Nun arbeite ich seit einigen Jahren als Opferberaterin bei ReachOut. Ich begrüße Sie im Namen von ReachOut. ReachOut ist eine Opferberatungsstelle für Menschen, die von rassistischer, rechter und antisemitischer Gewalt und Bedrohung betroffen sind. Von rassistischem Mobbing in den Schulen bis zu Racial Profiling, also rassistischen Polizeikontrollen und Polizeigewalt, von rassistischen Angriffen im öffentlichen Raum bis zu tödlichen Fällen ...
Wir sind fast tagtäglich mit Menschen bzw. Betroffenen und Ratsuchenden zusammen, für die Rassismus und rassistische Beleidigungen, Bedrohungen und Gewalt real und alltäglich sind. Von manchen Angriffen, Anschlägen oder Bedrohungen erfährt nicht nur unsere Beratungsstelle, sondern auch die breite Öffentlichkeit. Von vielen aber nicht. Höchstens als Angriffszahl.

▸ **AUFGABE A**: Schreiben Sie aus dem Auszug über ReachOut den Abschnitt ab, der mit den Worten „Wir sind fast“ beginnt und mit „Höchstens als Angriffszahl.“ endet.
▸ **AUFGABE B**: Übersetzen Sie den folgenden Satz aus dem Auszug über ReachOut ins Englische: „Von manchen Angriffen, Anschlägen oder Bedrohungen erfährt nicht nur unsere Beratungsstelle, sondern auch die breite Öffentlichkeit.“
▸ **AUFGABE C**: Führen Sie den Auszug über ReachOut im Anschluss an seinen letzten Satz fort.

▸ **MATERIALAUSZÜGE**:

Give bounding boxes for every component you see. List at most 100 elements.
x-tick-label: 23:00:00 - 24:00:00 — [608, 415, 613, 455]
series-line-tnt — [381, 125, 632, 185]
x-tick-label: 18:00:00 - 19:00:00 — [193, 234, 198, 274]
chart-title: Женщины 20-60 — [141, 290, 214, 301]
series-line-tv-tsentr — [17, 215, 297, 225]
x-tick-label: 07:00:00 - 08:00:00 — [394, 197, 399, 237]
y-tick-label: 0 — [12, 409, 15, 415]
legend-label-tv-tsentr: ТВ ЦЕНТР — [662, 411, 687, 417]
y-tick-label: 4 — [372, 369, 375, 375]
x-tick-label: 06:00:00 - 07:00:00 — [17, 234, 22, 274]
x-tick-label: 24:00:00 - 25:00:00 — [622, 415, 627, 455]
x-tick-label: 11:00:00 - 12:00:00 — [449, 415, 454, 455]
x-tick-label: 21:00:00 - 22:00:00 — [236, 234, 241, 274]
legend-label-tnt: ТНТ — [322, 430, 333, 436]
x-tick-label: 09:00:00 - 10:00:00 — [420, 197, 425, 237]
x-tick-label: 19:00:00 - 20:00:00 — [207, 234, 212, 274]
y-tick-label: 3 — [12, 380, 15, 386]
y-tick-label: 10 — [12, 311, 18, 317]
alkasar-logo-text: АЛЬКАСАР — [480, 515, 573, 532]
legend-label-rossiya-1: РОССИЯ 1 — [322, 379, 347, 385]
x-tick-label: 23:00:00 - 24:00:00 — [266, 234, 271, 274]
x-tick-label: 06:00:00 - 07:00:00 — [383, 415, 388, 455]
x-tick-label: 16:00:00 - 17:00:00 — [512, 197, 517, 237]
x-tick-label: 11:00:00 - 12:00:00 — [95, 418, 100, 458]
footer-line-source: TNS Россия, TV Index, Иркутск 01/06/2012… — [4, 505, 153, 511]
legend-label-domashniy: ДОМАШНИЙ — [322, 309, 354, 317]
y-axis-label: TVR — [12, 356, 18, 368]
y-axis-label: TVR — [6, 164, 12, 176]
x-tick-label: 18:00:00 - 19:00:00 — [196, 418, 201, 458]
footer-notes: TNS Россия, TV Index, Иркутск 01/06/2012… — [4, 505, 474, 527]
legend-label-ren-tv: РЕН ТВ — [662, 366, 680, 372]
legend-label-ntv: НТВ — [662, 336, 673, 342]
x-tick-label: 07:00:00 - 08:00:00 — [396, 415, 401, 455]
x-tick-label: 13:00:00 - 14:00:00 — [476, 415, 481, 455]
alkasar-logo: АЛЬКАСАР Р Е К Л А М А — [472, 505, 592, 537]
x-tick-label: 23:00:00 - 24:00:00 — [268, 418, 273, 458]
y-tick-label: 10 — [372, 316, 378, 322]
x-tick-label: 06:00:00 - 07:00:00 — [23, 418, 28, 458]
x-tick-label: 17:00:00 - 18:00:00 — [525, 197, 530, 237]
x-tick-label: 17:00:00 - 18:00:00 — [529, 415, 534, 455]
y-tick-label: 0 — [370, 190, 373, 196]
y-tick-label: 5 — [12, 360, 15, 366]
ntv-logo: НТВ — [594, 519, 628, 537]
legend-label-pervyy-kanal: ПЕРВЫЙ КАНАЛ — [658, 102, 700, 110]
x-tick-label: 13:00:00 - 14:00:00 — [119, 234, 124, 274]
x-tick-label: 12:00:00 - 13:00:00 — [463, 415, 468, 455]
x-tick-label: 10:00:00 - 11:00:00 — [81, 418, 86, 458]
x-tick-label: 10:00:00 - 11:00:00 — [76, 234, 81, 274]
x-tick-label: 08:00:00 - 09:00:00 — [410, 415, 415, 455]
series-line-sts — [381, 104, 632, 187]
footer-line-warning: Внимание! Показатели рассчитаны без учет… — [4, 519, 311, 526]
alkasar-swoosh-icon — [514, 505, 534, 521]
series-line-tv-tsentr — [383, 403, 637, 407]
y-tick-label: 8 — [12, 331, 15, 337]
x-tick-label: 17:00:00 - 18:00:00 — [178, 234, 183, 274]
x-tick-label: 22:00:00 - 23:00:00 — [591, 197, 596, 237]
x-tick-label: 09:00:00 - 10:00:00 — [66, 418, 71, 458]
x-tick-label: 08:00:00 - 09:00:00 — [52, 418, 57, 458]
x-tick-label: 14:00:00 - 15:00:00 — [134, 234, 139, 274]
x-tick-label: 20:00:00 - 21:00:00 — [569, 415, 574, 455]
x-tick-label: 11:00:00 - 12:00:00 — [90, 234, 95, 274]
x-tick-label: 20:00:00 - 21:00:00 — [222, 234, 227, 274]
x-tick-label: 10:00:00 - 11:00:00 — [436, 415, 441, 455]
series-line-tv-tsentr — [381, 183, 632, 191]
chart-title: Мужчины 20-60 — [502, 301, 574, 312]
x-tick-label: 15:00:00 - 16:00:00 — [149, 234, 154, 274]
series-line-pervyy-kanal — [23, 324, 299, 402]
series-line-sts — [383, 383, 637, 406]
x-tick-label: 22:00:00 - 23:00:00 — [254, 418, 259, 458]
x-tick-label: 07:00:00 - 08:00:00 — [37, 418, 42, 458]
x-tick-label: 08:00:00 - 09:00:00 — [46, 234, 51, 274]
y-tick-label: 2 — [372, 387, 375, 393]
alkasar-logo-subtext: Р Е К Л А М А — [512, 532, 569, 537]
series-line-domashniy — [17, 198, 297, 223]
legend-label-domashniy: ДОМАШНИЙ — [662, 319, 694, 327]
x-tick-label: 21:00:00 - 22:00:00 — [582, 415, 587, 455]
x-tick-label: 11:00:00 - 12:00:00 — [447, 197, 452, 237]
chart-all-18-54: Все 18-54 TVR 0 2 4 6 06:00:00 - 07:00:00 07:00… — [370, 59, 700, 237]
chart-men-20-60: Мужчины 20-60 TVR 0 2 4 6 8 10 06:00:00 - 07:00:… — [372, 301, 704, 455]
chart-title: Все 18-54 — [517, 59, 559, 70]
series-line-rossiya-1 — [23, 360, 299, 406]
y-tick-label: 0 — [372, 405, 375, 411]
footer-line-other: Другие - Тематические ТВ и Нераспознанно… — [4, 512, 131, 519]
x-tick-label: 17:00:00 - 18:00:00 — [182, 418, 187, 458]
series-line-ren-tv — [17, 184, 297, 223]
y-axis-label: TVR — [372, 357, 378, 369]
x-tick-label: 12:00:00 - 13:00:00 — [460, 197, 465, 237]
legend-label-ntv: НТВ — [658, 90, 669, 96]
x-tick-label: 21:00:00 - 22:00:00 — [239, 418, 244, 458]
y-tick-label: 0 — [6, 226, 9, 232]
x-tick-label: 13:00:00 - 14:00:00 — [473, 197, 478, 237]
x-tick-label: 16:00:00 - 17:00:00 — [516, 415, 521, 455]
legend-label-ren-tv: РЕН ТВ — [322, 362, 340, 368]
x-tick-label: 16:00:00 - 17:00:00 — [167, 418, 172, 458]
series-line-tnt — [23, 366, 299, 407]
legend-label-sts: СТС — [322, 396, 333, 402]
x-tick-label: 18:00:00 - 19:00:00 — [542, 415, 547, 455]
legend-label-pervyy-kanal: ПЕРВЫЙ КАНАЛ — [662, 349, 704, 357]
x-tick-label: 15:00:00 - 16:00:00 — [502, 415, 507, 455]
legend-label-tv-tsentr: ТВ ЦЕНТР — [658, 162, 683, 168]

▸ **SCHRIFTLICHE ANTWORT A**:
Wir sind fast tagtäglich mit Menschen bzw. Betroffenen und Ratsuchenden zusammen, für die Rassismus und rassistische Beleidigungen, Bedrohungen und Gewalt real und alltäglich sind. Von manchen Angriffen, Anschlägen oder Bedrohungen erfährt nicht nur unsere Beratungsstelle, sondern auch die breite Öffentlichkeit. Von vielen aber nicht. Höchstens als Angriffszahl.

▸ **SCHRIFTLICHE ANTWORT B**: Not only our counseling center but also the general public learns about some assaults, attacks, or threats.

▸ **SCHRIFTLICHE ANTWORT C**:
Damit die Öffentlichkeit von Rassismus und seiner tödlichen Dimension erfährt, müssen die Opfer selbst oder die Opferangehörigen sich viel Mühe geben. Für Aufklärungsarbeit, Gerechtigkeit und würdiges Gedenken müssen sie lang und kraftvoll kämpfen. Selbst in ihrer Zeit der Trauer müssen sie dafür kämpfen, dass sie oder ihre verlorenen Angehörigen als Opfer anerkannt werden. Dafür, dass die Polizei ihre Arbeit macht, müssen sie kämpfen. Ob es von Seiten der Politik wieder leere Versprechen gibt oder Konsequenzen auf politischer und gesellschaftlicher Ebene gezogen werden, auch hierfür müssen sie kämpfen.
Wenn es keine Bilder oder Videos über die Taten zu sehen gibt, scheint es für die weiße Dominanzgesellschaft schwer vorstellbar, was es eigentlich alles in Deutschland gibt und was passiert, dass alles keine Einzelfälle sind, dass rassistische Gewalt überall und alltäglich Menschen trifft. Aufgrund der weißen Privilegien ist es schwer anzuerkennen, dass manche Menschen tagtäglich um ihr Leben fürchten müssen.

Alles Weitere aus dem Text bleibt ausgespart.